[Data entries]
* Begin *
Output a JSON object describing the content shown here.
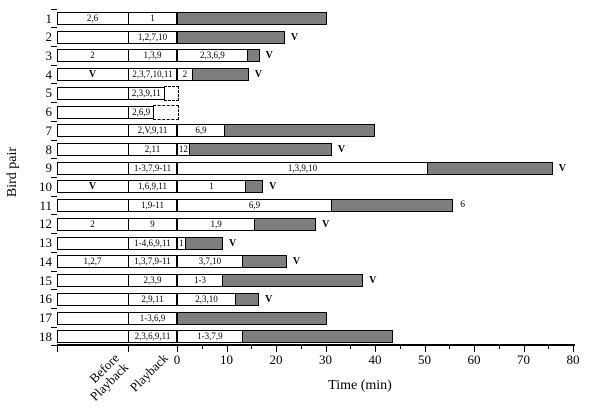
{
  "figure": {
    "y_axis_label": "Bird pair",
    "x_axis_label": "Time (min)",
    "column_headers": {
      "before": "Before\nPlayback",
      "playback": "Playback"
    }
  },
  "colors": {
    "bar_gray": "#7e7e7e",
    "bar_white": "#ffffff",
    "line": "#000000"
  },
  "chart_data": {
    "type": "bar",
    "orientation": "horizontal",
    "xlabel": "Time (min)",
    "ylabel": "Bird pair",
    "x_ticks": [
      0,
      10,
      20,
      30,
      40,
      50,
      60,
      70,
      80
    ],
    "x_tick_labels": [
      "0",
      "10",
      "20",
      "30",
      "40",
      "50",
      "60",
      "70",
      "80"
    ],
    "x_minor_step": 5,
    "xlim": [
      0,
      80
    ],
    "rows": [
      {
        "pair": "1",
        "before": "2,6",
        "playback": "1",
        "playback_end": 0,
        "dashed": false,
        "white_end": 0,
        "white_label": "",
        "gray_end": 30.3,
        "marker": ""
      },
      {
        "pair": "2",
        "before": "",
        "playback": "1,2,7,10",
        "playback_end": 0,
        "dashed": false,
        "white_end": 0,
        "white_label": "",
        "gray_end": 21.8,
        "marker": "V"
      },
      {
        "pair": "3",
        "before": "2",
        "playback": "1,3,9",
        "playback_end": 0,
        "dashed": false,
        "white_end": 14.3,
        "white_label": "2,3,6,9",
        "gray_end": 16.7,
        "marker": "V"
      },
      {
        "pair": "4",
        "before": "V",
        "playback": "2,3,7,10,11",
        "playback_end": 0,
        "dashed": false,
        "white_end": 3.2,
        "white_label": "2",
        "gray_end": 14.5,
        "marker": "V"
      },
      {
        "pair": "5",
        "before": "",
        "playback": "2,3,9,11",
        "playback_end": -2.5,
        "dashed": true,
        "white_end": 0,
        "white_label": "",
        "gray_end": null,
        "marker": ""
      },
      {
        "pair": "6",
        "before": "",
        "playback": "2,6,9",
        "playback_end": -4.6,
        "dashed": true,
        "white_end": 0,
        "white_label": "",
        "gray_end": null,
        "marker": ""
      },
      {
        "pair": "7",
        "before": "",
        "playback": "2,V,9,11",
        "playback_end": 0,
        "dashed": false,
        "white_end": 9.7,
        "white_label": "6,9",
        "gray_end": 40.0,
        "marker": ""
      },
      {
        "pair": "8",
        "before": "",
        "playback": "2,11",
        "playback_end": 0,
        "dashed": false,
        "white_end": 2.6,
        "white_label": "12",
        "gray_end": 31.3,
        "marker": "V"
      },
      {
        "pair": "9",
        "before": "",
        "playback": "1-3,7,9-11",
        "playback_end": 0,
        "dashed": false,
        "white_end": 50.7,
        "white_label": "1,3,9,10",
        "gray_end": 75.9,
        "marker": "V"
      },
      {
        "pair": "10",
        "before": "V",
        "playback": "1,6,9,11",
        "playback_end": 0,
        "dashed": false,
        "white_end": 13.9,
        "white_label": "1",
        "gray_end": 17.4,
        "marker": "V"
      },
      {
        "pair": "11",
        "before": "",
        "playback": "1,9-11",
        "playback_end": 0,
        "dashed": false,
        "white_end": 31.3,
        "white_label": "6,9",
        "gray_end": 55.8,
        "marker": "6"
      },
      {
        "pair": "12",
        "before": "2",
        "playback": "9",
        "playback_end": 0,
        "dashed": false,
        "white_end": 15.8,
        "white_label": "1,9",
        "gray_end": 28.1,
        "marker": "V"
      },
      {
        "pair": "13",
        "before": "",
        "playback": "1-4,6,9,11",
        "playback_end": 0,
        "dashed": false,
        "white_end": 1.8,
        "white_label": "1",
        "gray_end": 9.3,
        "marker": "V"
      },
      {
        "pair": "14",
        "before": "1,2,7",
        "playback": "1,3,7,9-11",
        "playback_end": 0,
        "dashed": false,
        "white_end": 13.3,
        "white_label": "3,7,10",
        "gray_end": 22.2,
        "marker": "V"
      },
      {
        "pair": "15",
        "before": "",
        "playback": "2,3,9",
        "playback_end": 0,
        "dashed": false,
        "white_end": 9.3,
        "white_label": "1-3",
        "gray_end": 37.6,
        "marker": "V"
      },
      {
        "pair": "16",
        "before": "",
        "playback": "2,9,11",
        "playback_end": 0,
        "dashed": false,
        "white_end": 11.9,
        "white_label": "2,3,10",
        "gray_end": 16.6,
        "marker": "V"
      },
      {
        "pair": "17",
        "before": "",
        "playback": "1-3,6,9",
        "playback_end": 0,
        "dashed": false,
        "white_end": 0,
        "white_label": "",
        "gray_end": 30.3,
        "marker": ""
      },
      {
        "pair": "18",
        "before": "",
        "playback": "2,3,6,9,11",
        "playback_end": 0,
        "dashed": false,
        "white_end": 13.3,
        "white_label": "1-3,7,9",
        "gray_end": 43.6,
        "marker": ""
      }
    ]
  }
}
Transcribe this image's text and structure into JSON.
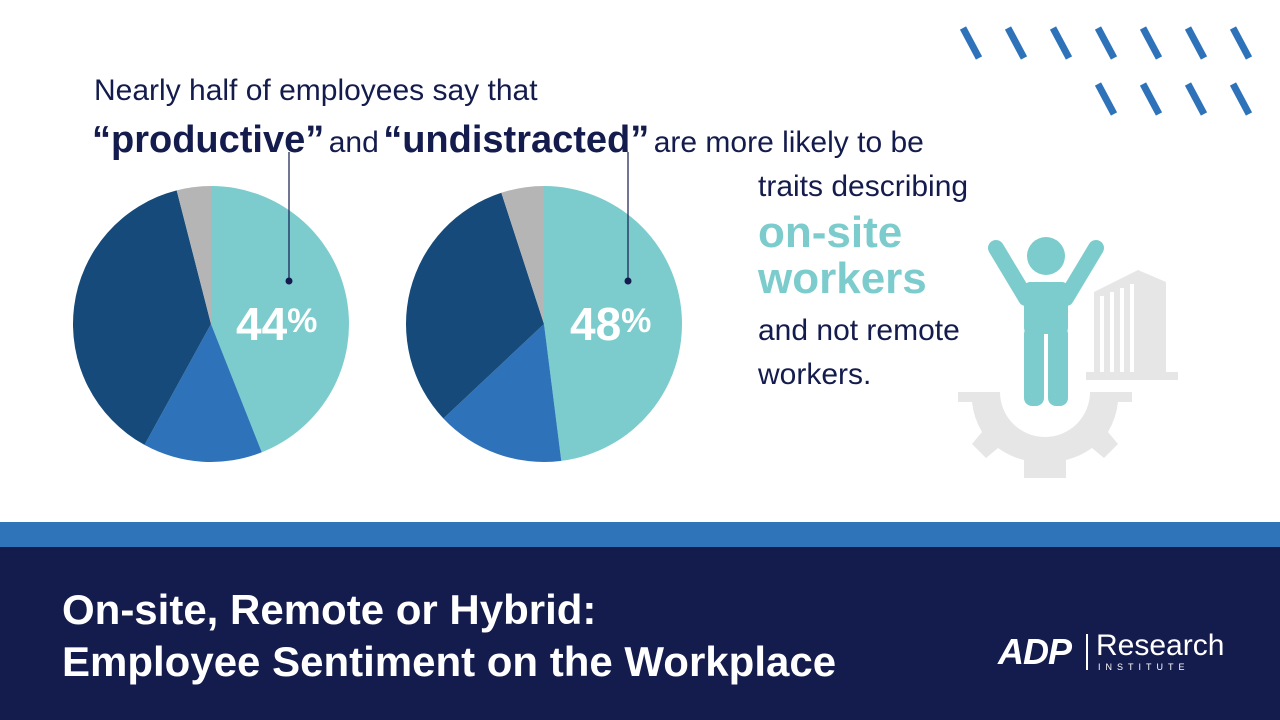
* End *
**Your goal:**
Every record above must be given again exactly; drop the pictures.

**Response for this exercise:**
Output a JSON object describing the content shown here.
{
  "figure": {
    "y_axis_label": "Bird pair",
    "x_axis_label": "Time (min)",
    "column_headers": {
      "before": "Before\nPlayback",
      "playback": "Playback"
    }
  },
  "colors": {
    "bar_gray": "#7e7e7e",
    "bar_white": "#ffffff",
    "line": "#000000"
  },
  "chart_data": {
    "type": "bar",
    "orientation": "horizontal",
    "xlabel": "Time (min)",
    "ylabel": "Bird pair",
    "x_ticks": [
      0,
      10,
      20,
      30,
      40,
      50,
      60,
      70,
      80
    ],
    "x_tick_labels": [
      "0",
      "10",
      "20",
      "30",
      "40",
      "50",
      "60",
      "70",
      "80"
    ],
    "x_minor_step": 5,
    "xlim": [
      0,
      80
    ],
    "rows": [
      {
        "pair": "1",
        "before": "2,6",
        "playback": "1",
        "playback_end": 0,
        "dashed": false,
        "white_end": 0,
        "white_label": "",
        "gray_end": 30.3,
        "marker": ""
      },
      {
        "pair": "2",
        "before": "",
        "playback": "1,2,7,10",
        "playback_end": 0,
        "dashed": false,
        "white_end": 0,
        "white_label": "",
        "gray_end": 21.8,
        "marker": "V"
      },
      {
        "pair": "3",
        "before": "2",
        "playback": "1,3,9",
        "playback_end": 0,
        "dashed": false,
        "white_end": 14.3,
        "white_label": "2,3,6,9",
        "gray_end": 16.7,
        "marker": "V"
      },
      {
        "pair": "4",
        "before": "V",
        "playback": "2,3,7,10,11",
        "playback_end": 0,
        "dashed": false,
        "white_end": 3.2,
        "white_label": "2",
        "gray_end": 14.5,
        "marker": "V"
      },
      {
        "pair": "5",
        "before": "",
        "playback": "2,3,9,11",
        "playback_end": -2.5,
        "dashed": true,
        "white_end": 0,
        "white_label": "",
        "gray_end": null,
        "marker": ""
      },
      {
        "pair": "6",
        "before": "",
        "playback": "2,6,9",
        "playback_end": -4.6,
        "dashed": true,
        "white_end": 0,
        "white_label": "",
        "gray_end": null,
        "marker": ""
      },
      {
        "pair": "7",
        "before": "",
        "playback": "2,V,9,11",
        "playback_end": 0,
        "dashed": false,
        "white_end": 9.7,
        "white_label": "6,9",
        "gray_end": 40.0,
        "marker": ""
      },
      {
        "pair": "8",
        "before": "",
        "playback": "2,11",
        "playback_end": 0,
        "dashed": false,
        "white_end": 2.6,
        "white_label": "12",
        "gray_end": 31.3,
        "marker": "V"
      },
      {
        "pair": "9",
        "before": "",
        "playback": "1-3,7,9-11",
        "playback_end": 0,
        "dashed": false,
        "white_end": 50.7,
        "white_label": "1,3,9,10",
        "gray_end": 75.9,
        "marker": "V"
      },
      {
        "pair": "10",
        "before": "V",
        "playback": "1,6,9,11",
        "playback_end": 0,
        "dashed": false,
        "white_end": 13.9,
        "white_label": "1",
        "gray_end": 17.4,
        "marker": "V"
      },
      {
        "pair": "11",
        "before": "",
        "playback": "1,9-11",
        "playback_end": 0,
        "dashed": false,
        "white_end": 31.3,
        "white_label": "6,9",
        "gray_end": 55.8,
        "marker": "6"
      },
      {
        "pair": "12",
        "before": "2",
        "playback": "9",
        "playback_end": 0,
        "dashed": false,
        "white_end": 15.8,
        "white_label": "1,9",
        "gray_end": 28.1,
        "marker": "V"
      },
      {
        "pair": "13",
        "before": "",
        "playback": "1-4,6,9,11",
        "playback_end": 0,
        "dashed": false,
        "white_end": 1.8,
        "white_label": "1",
        "gray_end": 9.3,
        "marker": "V"
      },
      {
        "pair": "14",
        "before": "1,2,7",
        "playback": "1,3,7,9-11",
        "playback_end": 0,
        "dashed": false,
        "white_end": 13.3,
        "white_label": "3,7,10",
        "gray_end": 22.2,
        "marker": "V"
      },
      {
        "pair": "15",
        "before": "",
        "playback": "2,3,9",
        "playback_end": 0,
        "dashed": false,
        "white_end": 9.3,
        "white_label": "1-3",
        "gray_end": 37.6,
        "marker": "V"
      },
      {
        "pair": "16",
        "before": "",
        "playback": "2,9,11",
        "playback_end": 0,
        "dashed": false,
        "white_end": 11.9,
        "white_label": "2,3,10",
        "gray_end": 16.6,
        "marker": "V"
      },
      {
        "pair": "17",
        "before": "",
        "playback": "1-3,6,9",
        "playback_end": 0,
        "dashed": false,
        "white_end": 0,
        "white_label": "",
        "gray_end": 30.3,
        "marker": ""
      },
      {
        "pair": "18",
        "before": "",
        "playback": "2,3,6,9,11",
        "playback_end": 0,
        "dashed": false,
        "white_end": 13.3,
        "white_label": "1-3,7,9",
        "gray_end": 43.6,
        "marker": ""
      }
    ]
  }
}
Transcribe this image's text and structure into JSON.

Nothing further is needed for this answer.